===== SOURCE RECORDS =====

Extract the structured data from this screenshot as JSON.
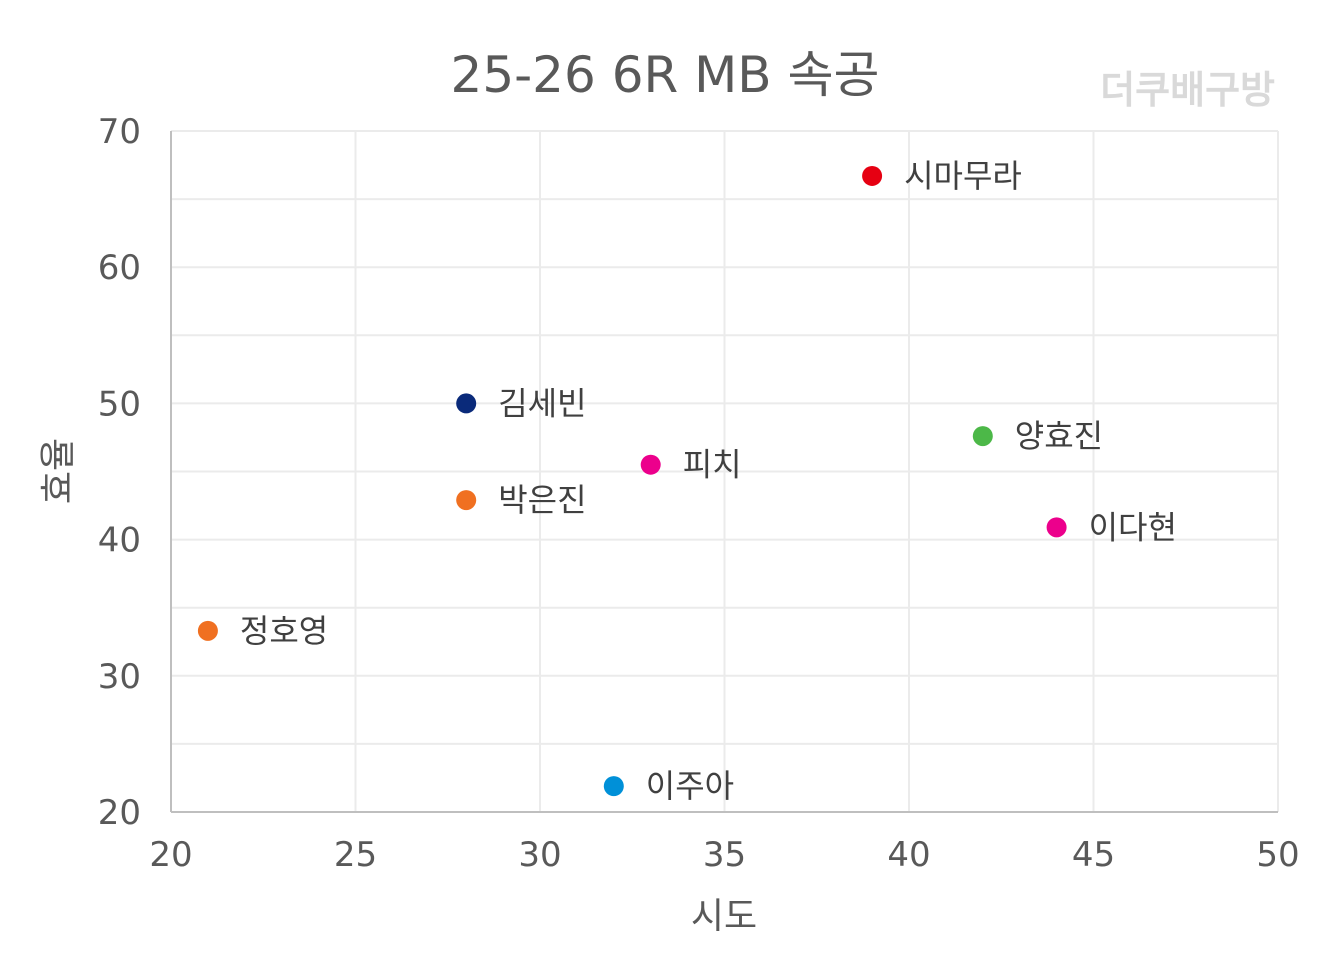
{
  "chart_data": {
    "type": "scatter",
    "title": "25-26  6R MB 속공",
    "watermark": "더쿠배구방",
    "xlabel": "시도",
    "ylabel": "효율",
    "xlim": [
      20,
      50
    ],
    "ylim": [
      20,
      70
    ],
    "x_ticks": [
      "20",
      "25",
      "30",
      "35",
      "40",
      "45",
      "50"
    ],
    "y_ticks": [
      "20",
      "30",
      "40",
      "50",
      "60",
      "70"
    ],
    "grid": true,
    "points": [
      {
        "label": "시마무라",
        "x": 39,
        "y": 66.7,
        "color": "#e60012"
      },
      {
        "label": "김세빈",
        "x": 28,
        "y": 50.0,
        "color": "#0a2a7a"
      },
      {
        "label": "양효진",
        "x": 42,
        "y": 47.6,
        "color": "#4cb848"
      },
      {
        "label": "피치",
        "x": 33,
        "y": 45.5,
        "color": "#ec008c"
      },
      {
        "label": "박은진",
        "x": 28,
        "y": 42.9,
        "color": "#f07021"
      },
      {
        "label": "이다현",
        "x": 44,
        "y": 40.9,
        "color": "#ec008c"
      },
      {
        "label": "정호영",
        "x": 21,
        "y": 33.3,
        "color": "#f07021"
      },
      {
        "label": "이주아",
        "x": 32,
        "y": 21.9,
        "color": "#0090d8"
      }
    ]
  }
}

=====
===== SOURCE RECORDS =====

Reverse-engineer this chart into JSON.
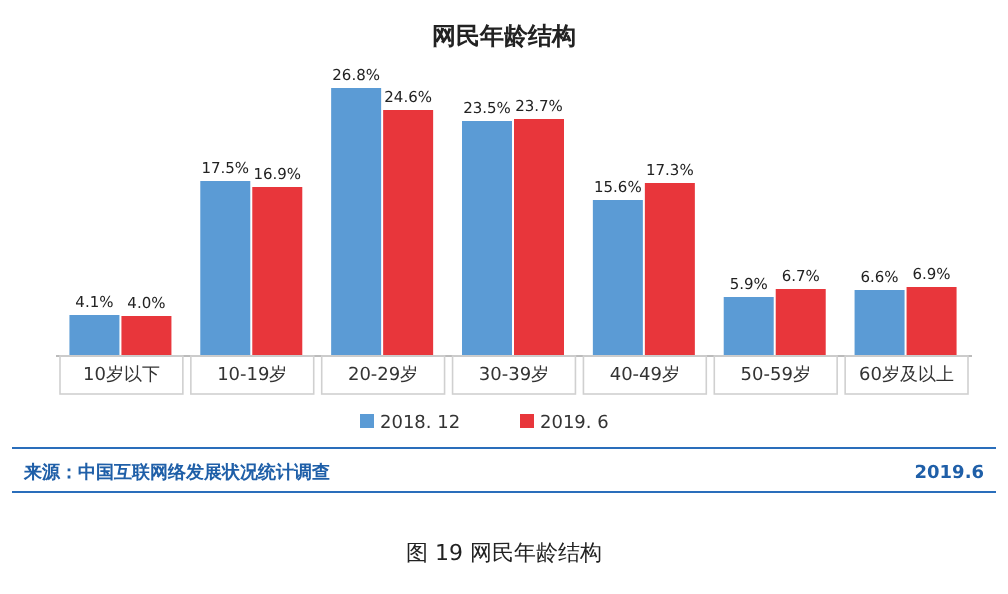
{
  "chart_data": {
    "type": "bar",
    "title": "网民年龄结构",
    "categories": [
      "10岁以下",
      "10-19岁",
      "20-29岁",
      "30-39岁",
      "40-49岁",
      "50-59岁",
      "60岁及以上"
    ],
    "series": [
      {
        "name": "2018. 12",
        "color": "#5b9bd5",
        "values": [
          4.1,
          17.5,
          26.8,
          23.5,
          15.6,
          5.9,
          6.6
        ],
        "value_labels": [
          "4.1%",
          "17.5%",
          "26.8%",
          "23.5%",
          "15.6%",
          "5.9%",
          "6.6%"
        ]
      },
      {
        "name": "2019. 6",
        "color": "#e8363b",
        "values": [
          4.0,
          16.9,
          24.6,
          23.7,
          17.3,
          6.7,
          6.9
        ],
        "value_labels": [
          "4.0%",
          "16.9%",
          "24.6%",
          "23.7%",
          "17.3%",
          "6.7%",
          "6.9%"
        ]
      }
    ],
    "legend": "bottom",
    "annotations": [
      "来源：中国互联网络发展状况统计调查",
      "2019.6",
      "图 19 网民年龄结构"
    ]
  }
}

=====

**PROMPT:** Look above for every line with the word "JSON" and copy it.

**WRITTEN RESPONSE:**
Extract the structured data from this screenshot as JSON.
Reverse-engineer this chart into JSON.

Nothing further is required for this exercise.